WHAT THE TASK REQUIRES:
Present each line of the entries below that holds the word "avatar".

* BEGIN DATA FOR THE TASK *

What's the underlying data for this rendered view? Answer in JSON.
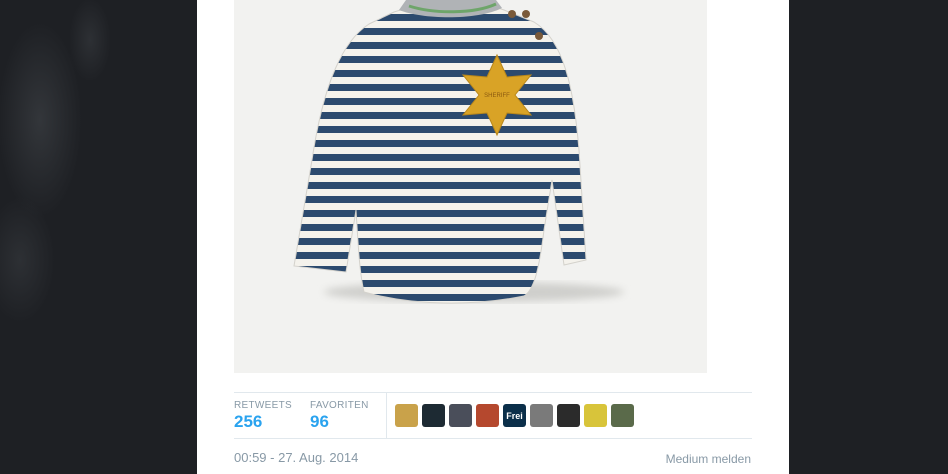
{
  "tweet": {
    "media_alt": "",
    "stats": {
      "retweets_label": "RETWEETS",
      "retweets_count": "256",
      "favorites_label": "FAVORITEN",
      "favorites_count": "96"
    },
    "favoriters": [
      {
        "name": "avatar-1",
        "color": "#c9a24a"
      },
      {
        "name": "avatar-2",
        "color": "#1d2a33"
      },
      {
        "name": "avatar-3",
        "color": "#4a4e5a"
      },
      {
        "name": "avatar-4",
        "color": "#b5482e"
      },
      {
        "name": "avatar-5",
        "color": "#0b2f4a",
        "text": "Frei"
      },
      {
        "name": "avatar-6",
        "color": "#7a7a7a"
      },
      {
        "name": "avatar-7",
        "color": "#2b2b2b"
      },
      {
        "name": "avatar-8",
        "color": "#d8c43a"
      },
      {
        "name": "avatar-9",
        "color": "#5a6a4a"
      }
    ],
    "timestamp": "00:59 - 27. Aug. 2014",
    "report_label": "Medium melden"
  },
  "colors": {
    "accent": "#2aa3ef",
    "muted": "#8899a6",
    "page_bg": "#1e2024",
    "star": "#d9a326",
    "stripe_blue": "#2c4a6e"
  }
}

* END DATA FOR THE TASK *

SOLUTION:
        "name": "avatar-1",
        "name": "avatar-2",
        "name": "avatar-3",
        "name": "avatar-4",
        "name": "avatar-5",
        "name": "avatar-6",
        "name": "avatar-7",
        "name": "avatar-8",
        "name": "avatar-9",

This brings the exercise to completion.